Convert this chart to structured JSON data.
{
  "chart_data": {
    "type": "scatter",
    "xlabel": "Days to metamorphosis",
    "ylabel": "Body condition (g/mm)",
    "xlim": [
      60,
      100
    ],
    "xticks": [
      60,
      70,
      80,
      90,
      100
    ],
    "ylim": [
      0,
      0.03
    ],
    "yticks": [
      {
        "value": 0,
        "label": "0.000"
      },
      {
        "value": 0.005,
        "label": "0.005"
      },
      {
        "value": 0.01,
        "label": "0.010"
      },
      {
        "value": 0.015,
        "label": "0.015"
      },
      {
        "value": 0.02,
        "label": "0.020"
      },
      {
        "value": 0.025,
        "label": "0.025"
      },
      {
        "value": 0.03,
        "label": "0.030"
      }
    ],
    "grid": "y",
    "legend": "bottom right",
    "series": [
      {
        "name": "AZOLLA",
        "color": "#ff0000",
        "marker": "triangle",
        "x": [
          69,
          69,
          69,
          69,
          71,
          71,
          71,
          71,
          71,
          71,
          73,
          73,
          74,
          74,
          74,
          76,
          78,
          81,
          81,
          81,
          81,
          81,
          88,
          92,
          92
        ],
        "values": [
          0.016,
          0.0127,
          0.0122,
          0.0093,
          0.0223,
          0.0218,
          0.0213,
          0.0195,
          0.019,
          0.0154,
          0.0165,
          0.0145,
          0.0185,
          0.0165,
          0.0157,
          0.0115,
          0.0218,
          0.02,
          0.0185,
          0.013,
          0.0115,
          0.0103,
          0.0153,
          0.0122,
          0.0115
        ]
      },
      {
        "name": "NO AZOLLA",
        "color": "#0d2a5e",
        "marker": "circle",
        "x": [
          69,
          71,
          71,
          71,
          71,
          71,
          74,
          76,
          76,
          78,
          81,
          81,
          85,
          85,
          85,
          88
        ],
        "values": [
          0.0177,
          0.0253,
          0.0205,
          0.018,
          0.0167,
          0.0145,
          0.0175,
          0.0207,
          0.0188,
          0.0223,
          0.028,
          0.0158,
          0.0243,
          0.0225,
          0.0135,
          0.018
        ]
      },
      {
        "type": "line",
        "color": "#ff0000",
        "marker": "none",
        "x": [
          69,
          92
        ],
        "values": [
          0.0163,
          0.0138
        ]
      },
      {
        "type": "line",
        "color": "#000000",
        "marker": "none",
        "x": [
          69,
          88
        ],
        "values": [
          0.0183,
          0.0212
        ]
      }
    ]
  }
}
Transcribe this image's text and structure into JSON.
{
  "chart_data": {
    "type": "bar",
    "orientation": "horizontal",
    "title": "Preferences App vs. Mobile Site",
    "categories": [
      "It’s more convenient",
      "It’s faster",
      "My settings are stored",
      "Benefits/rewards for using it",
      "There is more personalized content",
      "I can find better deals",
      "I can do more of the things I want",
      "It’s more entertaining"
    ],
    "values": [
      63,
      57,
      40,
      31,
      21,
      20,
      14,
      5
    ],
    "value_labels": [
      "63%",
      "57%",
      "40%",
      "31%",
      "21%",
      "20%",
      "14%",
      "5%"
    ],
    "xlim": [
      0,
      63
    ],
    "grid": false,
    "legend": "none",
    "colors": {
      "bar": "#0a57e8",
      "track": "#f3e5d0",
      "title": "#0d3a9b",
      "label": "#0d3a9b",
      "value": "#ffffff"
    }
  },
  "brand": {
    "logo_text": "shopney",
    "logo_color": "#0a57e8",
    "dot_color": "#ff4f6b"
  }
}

===

**Exercise objective:** Make an exact copy of every line in the data.

**Result for this exercise:**
Convert this chart to structured JSON data.
{
  "chart_data": {
    "type": "scatter",
    "xlabel": "Days to metamorphosis",
    "ylabel": "Body condition (g/mm)",
    "xlim": [
      60,
      100
    ],
    "xticks": [
      60,
      70,
      80,
      90,
      100
    ],
    "ylim": [
      0,
      0.03
    ],
    "yticks": [
      {
        "value": 0,
        "label": "0.000"
      },
      {
        "value": 0.005,
        "label": "0.005"
      },
      {
        "value": 0.01,
        "label": "0.010"
      },
      {
        "value": 0.015,
        "label": "0.015"
      },
      {
        "value": 0.02,
        "label": "0.020"
      },
      {
        "value": 0.025,
        "label": "0.025"
      },
      {
        "value": 0.03,
        "label": "0.030"
      }
    ],
    "grid": "y",
    "legend": "bottom right",
    "series": [
      {
        "name": "AZOLLA",
        "color": "#ff0000",
        "marker": "triangle",
        "x": [
          69,
          69,
          69,
          69,
          71,
          71,
          71,
          71,
          71,
          71,
          73,
          73,
          74,
          74,
          74,
          76,
          78,
          81,
          81,
          81,
          81,
          81,
          88,
          92,
          92
        ],
        "values": [
          0.016,
          0.0127,
          0.0122,
          0.0093,
          0.0223,
          0.0218,
          0.0213,
          0.0195,
          0.019,
          0.0154,
          0.0165,
          0.0145,
          0.0185,
          0.0165,
          0.0157,
          0.0115,
          0.0218,
          0.02,
          0.0185,
          0.013,
          0.0115,
          0.0103,
          0.0153,
          0.0122,
          0.0115
        ]
      },
      {
        "name": "NO AZOLLA",
        "color": "#0d2a5e",
        "marker": "circle",
        "x": [
          69,
          71,
          71,
          71,
          71,
          71,
          74,
          76,
          76,
          78,
          81,
          81,
          85,
          85,
          85,
          88
        ],
        "values": [
          0.0177,
          0.0253,
          0.0205,
          0.018,
          0.0167,
          0.0145,
          0.0175,
          0.0207,
          0.0188,
          0.0223,
          0.028,
          0.0158,
          0.0243,
          0.0225,
          0.0135,
          0.018
        ]
      },
      {
        "type": "line",
        "color": "#ff0000",
        "marker": "none",
        "x": [
          69,
          92
        ],
        "values": [
          0.0163,
          0.0138
        ]
      },
      {
        "type": "line",
        "color": "#000000",
        "marker": "none",
        "x": [
          69,
          88
        ],
        "values": [
          0.0183,
          0.0212
        ]
      }
    ]
  }
}
Transcribe this image's text and structure into JSON.
{
  "chart_data": {
    "type": "bar",
    "orientation": "horizontal",
    "title": "Preferences App vs. Mobile Site",
    "categories": [
      "It’s more convenient",
      "It’s faster",
      "My settings are stored",
      "Benefits/rewards for using it",
      "There is more personalized content",
      "I can find better deals",
      "I can do more of the things I want",
      "It’s more entertaining"
    ],
    "values": [
      63,
      57,
      40,
      31,
      21,
      20,
      14,
      5
    ],
    "value_labels": [
      "63%",
      "57%",
      "40%",
      "31%",
      "21%",
      "20%",
      "14%",
      "5%"
    ],
    "xlim": [
      0,
      63
    ],
    "grid": false,
    "legend": "none",
    "colors": {
      "bar": "#0a57e8",
      "track": "#f3e5d0",
      "title": "#0d3a9b",
      "label": "#0d3a9b",
      "value": "#ffffff"
    }
  },
  "brand": {
    "logo_text": "shopney",
    "logo_color": "#0a57e8",
    "dot_color": "#ff4f6b"
  }
}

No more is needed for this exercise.